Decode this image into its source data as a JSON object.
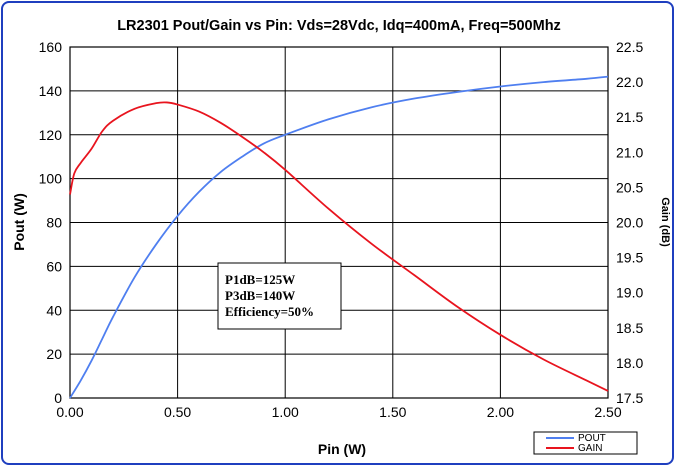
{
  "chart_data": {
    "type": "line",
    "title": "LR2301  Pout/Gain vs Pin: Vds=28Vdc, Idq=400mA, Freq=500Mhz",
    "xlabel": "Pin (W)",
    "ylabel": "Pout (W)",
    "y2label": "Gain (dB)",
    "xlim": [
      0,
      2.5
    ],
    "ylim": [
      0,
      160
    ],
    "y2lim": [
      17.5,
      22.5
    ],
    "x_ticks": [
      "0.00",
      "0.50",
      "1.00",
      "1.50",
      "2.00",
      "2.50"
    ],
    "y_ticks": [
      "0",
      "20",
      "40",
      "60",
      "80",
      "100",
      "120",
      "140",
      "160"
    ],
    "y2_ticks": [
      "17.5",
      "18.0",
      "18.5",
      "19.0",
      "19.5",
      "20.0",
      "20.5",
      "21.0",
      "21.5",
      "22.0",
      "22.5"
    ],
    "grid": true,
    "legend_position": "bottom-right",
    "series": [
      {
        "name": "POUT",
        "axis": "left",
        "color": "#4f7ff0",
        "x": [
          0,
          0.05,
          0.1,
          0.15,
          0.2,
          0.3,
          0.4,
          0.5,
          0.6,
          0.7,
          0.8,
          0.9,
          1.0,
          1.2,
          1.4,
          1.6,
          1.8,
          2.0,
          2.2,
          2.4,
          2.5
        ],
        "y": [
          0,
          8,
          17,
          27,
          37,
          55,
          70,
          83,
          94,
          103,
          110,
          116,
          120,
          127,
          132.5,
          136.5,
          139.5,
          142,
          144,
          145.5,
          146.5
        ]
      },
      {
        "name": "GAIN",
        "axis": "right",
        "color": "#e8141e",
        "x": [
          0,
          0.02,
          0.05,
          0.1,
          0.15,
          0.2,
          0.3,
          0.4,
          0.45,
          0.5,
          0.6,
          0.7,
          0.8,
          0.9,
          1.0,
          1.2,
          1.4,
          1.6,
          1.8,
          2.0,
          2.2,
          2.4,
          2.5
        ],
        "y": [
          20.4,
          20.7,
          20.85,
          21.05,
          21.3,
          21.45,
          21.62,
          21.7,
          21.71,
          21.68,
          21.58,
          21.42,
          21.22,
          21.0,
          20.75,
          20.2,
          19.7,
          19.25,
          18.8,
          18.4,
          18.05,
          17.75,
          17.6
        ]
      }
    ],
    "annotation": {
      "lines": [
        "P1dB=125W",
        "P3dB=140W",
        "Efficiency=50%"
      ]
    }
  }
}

> _WHAT YOU HAVE TO DO_
Pull every line containing "right" from the material above.

> _REPLY TO THE TASK_
    "legend_position": "bottom-right",
        "axis": "right",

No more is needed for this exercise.